(Items listed in a dataset)
::::::::
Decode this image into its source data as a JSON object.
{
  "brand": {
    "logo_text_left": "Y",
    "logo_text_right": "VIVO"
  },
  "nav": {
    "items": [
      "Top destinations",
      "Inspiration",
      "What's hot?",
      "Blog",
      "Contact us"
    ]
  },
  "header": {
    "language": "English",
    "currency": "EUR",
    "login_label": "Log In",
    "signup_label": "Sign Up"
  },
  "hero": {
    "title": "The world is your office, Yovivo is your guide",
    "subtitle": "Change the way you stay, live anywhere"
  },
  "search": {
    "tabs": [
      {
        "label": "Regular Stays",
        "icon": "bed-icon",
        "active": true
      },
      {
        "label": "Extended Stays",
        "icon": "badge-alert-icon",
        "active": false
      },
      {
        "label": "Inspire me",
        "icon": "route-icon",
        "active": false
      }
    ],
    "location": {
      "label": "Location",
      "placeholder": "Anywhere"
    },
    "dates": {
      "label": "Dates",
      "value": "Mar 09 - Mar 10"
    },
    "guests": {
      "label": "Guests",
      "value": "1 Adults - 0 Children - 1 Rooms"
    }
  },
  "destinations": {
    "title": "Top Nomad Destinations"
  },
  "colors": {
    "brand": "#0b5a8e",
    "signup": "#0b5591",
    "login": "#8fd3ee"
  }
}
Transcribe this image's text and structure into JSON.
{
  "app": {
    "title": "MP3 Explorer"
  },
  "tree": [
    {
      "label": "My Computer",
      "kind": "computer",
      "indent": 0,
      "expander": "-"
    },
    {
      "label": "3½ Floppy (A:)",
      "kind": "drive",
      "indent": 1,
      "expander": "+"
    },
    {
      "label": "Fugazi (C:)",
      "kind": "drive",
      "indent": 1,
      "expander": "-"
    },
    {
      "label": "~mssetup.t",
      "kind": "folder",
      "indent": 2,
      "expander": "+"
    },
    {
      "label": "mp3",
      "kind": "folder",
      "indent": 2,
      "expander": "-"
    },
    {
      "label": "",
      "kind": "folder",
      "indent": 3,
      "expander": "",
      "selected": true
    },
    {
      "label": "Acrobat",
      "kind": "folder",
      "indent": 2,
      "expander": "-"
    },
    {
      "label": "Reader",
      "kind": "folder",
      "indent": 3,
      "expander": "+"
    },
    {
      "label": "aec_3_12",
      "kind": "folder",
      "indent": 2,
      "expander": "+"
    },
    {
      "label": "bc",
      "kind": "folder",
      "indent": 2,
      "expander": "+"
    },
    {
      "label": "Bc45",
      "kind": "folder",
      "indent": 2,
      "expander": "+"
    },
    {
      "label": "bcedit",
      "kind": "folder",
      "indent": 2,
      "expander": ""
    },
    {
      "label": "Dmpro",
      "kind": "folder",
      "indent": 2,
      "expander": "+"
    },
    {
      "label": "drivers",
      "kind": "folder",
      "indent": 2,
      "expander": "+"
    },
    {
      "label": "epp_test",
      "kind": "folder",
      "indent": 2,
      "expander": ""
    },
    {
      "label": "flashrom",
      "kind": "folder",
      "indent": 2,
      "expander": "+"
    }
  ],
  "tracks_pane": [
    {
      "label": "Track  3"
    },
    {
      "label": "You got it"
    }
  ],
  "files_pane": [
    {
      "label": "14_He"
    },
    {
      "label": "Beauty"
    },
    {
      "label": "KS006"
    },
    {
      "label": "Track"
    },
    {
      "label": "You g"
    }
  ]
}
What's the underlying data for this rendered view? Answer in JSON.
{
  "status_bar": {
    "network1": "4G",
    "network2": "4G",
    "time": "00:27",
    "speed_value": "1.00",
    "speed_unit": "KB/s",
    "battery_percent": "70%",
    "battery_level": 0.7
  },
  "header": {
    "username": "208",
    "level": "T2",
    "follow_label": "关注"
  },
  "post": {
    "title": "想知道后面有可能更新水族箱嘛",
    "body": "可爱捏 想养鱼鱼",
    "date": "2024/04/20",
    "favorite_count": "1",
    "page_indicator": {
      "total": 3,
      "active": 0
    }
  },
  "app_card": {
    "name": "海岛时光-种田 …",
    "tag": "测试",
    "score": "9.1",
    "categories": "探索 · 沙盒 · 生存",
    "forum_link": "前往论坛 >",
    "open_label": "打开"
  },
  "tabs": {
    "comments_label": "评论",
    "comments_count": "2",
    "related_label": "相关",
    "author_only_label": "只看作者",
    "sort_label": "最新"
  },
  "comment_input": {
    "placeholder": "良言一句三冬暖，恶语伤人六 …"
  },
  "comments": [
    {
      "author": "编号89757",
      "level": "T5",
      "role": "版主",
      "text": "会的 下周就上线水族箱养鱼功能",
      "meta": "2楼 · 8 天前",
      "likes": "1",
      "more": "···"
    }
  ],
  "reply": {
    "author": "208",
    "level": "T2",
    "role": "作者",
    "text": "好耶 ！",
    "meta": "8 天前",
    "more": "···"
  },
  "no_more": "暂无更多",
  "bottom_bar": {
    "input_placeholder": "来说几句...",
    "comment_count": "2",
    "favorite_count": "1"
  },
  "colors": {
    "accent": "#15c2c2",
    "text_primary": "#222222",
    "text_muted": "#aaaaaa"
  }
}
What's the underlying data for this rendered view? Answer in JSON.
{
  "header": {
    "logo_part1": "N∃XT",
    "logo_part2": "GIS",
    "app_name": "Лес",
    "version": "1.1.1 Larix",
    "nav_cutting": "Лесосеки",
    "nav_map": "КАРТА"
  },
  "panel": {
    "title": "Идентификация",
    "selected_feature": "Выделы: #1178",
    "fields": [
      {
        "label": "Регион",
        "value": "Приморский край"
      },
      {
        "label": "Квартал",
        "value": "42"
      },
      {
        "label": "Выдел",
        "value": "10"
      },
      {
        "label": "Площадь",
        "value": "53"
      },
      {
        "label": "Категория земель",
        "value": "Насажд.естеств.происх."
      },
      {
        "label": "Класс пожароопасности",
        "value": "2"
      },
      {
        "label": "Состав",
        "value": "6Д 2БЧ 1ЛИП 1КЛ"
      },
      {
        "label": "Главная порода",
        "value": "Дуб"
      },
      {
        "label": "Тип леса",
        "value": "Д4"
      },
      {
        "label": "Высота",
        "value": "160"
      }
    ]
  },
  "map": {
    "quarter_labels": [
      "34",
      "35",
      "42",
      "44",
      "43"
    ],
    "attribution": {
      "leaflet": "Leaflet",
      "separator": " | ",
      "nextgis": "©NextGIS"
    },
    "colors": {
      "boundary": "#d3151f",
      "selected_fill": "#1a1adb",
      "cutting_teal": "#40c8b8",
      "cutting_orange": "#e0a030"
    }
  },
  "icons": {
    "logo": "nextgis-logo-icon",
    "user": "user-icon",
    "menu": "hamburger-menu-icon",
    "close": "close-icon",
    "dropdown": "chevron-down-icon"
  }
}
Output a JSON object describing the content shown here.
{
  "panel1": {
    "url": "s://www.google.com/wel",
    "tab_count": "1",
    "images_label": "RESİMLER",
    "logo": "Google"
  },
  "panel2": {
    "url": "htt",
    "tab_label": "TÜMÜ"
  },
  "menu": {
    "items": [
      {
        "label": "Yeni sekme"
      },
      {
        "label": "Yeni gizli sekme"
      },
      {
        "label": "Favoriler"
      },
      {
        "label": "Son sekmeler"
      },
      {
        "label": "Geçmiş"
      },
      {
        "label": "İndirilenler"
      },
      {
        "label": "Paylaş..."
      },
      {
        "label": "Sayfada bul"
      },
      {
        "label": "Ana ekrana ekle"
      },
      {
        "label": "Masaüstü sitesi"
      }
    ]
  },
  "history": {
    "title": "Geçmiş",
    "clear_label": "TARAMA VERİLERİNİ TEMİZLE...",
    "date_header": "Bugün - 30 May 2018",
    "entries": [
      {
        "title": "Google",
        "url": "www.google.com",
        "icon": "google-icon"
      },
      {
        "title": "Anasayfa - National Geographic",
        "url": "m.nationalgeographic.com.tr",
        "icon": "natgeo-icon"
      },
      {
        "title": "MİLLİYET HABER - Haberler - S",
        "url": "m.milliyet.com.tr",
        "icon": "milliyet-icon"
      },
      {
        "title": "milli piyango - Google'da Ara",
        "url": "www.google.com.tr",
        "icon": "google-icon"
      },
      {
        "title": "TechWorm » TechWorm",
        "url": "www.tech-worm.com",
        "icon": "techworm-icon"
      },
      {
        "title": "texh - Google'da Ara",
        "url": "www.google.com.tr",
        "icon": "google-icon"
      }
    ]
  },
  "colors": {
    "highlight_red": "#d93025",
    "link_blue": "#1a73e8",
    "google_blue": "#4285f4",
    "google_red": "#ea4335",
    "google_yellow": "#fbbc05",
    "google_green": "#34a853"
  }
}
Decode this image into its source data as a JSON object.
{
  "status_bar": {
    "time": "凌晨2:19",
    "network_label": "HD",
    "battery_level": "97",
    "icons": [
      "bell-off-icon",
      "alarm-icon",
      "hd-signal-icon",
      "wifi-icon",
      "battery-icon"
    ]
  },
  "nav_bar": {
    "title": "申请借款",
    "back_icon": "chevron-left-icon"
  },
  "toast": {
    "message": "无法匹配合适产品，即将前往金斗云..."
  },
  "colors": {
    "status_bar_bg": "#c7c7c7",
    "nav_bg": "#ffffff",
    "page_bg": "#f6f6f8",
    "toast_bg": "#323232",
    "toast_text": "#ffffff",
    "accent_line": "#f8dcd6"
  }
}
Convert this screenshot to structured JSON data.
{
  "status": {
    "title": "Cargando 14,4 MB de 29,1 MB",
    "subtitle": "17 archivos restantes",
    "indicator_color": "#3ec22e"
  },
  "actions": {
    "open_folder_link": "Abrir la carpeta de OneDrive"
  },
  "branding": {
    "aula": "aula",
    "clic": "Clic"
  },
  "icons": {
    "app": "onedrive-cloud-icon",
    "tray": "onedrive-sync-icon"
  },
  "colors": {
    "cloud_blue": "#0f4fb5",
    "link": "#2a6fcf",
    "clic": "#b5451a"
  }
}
::::::::
Scan the records above for the string "active", then report every line that contains it.

        "active": true
        "active": false
        "active": false
      "active": 0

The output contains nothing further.